**What the task requires:**
Write out each line in which the string "bottom" is present.

Dataset records:
[Begin]
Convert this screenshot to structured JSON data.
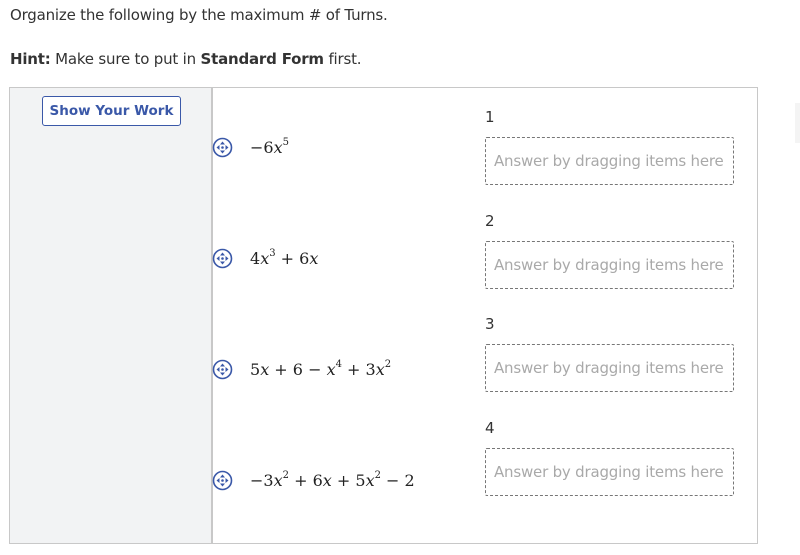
{
  "question": {
    "prompt": "Organize the following by the maximum # of Turns.",
    "hint_label": "Hint:",
    "hint_text_1": " Make sure to put in ",
    "hint_bold": "Standard Form",
    "hint_text_2": " first."
  },
  "show_your_work_button": "Show Your Work",
  "draggable_items": [
    {
      "icon": "drag-move-icon",
      "expression": "−6x^5"
    },
    {
      "icon": "drag-move-icon",
      "expression": "4x^3 + 6x"
    },
    {
      "icon": "drag-move-icon",
      "expression": "5x + 6 − x^4 + 3x^2"
    },
    {
      "icon": "drag-move-icon",
      "expression": "−3x^2 + 6x + 5x^2 − 2"
    }
  ],
  "drop_slots": [
    {
      "label": "1",
      "placeholder": "Answer by dragging items here"
    },
    {
      "label": "2",
      "placeholder": "Answer by dragging items here"
    },
    {
      "label": "3",
      "placeholder": "Answer by dragging items here"
    },
    {
      "label": "4",
      "placeholder": "Answer by dragging items here"
    }
  ],
  "colors": {
    "accent": "#3a58a8",
    "panel_bg": "#f2f3f4",
    "border": "#c8c8c8",
    "placeholder": "#a9a9a9"
  }
}
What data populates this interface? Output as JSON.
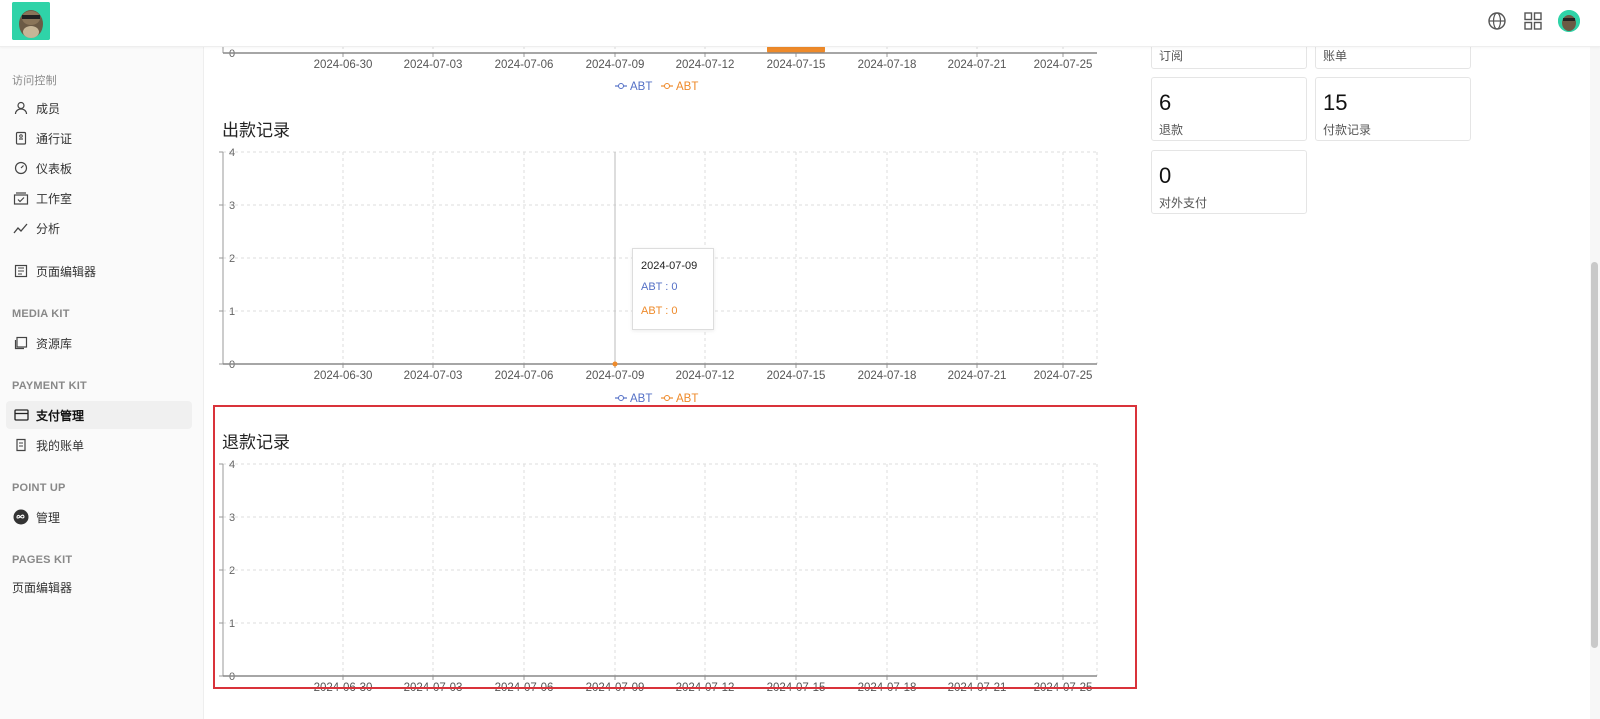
{
  "header": {
    "icons": [
      "globe-icon",
      "apps-grid-icon",
      "user-avatar"
    ]
  },
  "sidebar": {
    "sections": [
      {
        "title": "访问控制"
      },
      {
        "title": "MEDIA KIT"
      },
      {
        "title": "PAYMENT KIT"
      },
      {
        "title": "POINT UP"
      },
      {
        "title": "PAGES KIT"
      }
    ],
    "items": [
      {
        "label": "成员",
        "icon": "user-icon"
      },
      {
        "label": "通行证",
        "icon": "pass-icon"
      },
      {
        "label": "仪表板",
        "icon": "gauge-icon"
      },
      {
        "label": "工作室",
        "icon": "studio-icon"
      },
      {
        "label": "分析",
        "icon": "analytics-icon"
      },
      {
        "label": "页面编辑器",
        "icon": "page-editor-icon"
      },
      {
        "label": "资源库",
        "icon": "library-icon"
      },
      {
        "label": "支付管理",
        "icon": "card-icon"
      },
      {
        "label": "我的账单",
        "icon": "bill-icon"
      },
      {
        "label": "管理",
        "icon": "infinity-icon"
      },
      {
        "label": "页面编辑器"
      }
    ]
  },
  "stats": [
    {
      "label": "订阅"
    },
    {
      "label": "账单"
    },
    {
      "value": "6",
      "label": "退款"
    },
    {
      "value": "15",
      "label": "付款记录"
    },
    {
      "value": "0",
      "label": "对外支付"
    }
  ],
  "tooltip": {
    "date": "2024-07-09",
    "line_a": "ABT : 0",
    "line_b": "ABT : 0"
  },
  "colors": {
    "series_a": "#5470c6",
    "series_b": "#ee8a2a",
    "highlight": "#d9323a"
  },
  "chart_data": [
    {
      "type": "line",
      "categories": [
        "2024-06-30",
        "2024-07-03",
        "2024-07-06",
        "2024-07-09",
        "2024-07-12",
        "2024-07-15",
        "2024-07-18",
        "2024-07-21",
        "2024-07-25"
      ],
      "y_tick_labels": [
        "0"
      ],
      "series": [
        {
          "name": "ABT"
        },
        {
          "name": "ABT"
        }
      ],
      "legend": "bottom-center"
    },
    {
      "type": "line",
      "title": "出款记录",
      "categories": [
        "2024-06-30",
        "2024-07-03",
        "2024-07-06",
        "2024-07-09",
        "2024-07-12",
        "2024-07-15",
        "2024-07-18",
        "2024-07-21",
        "2024-07-25"
      ],
      "ylim": [
        0,
        4
      ],
      "y_ticks": [
        "0",
        "1",
        "2",
        "3",
        "4"
      ],
      "series": [
        {
          "name": "ABT",
          "values": []
        },
        {
          "name": "ABT",
          "values": []
        }
      ],
      "legend": "bottom-center",
      "grid": true
    },
    {
      "type": "line",
      "title": "退款记录",
      "categories": [
        "2024-06-30",
        "2024-07-03",
        "2024-07-06",
        "2024-07-09",
        "2024-07-12",
        "2024-07-15",
        "2024-07-18",
        "2024-07-21",
        "2024-07-25"
      ],
      "ylim": [
        0,
        4
      ],
      "y_ticks": [
        "0",
        "1",
        "2",
        "3",
        "4"
      ],
      "series": [],
      "grid": true
    }
  ]
}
[End]
**Solution:**
      "legend": "bottom-center"
      "legend": "bottom-center",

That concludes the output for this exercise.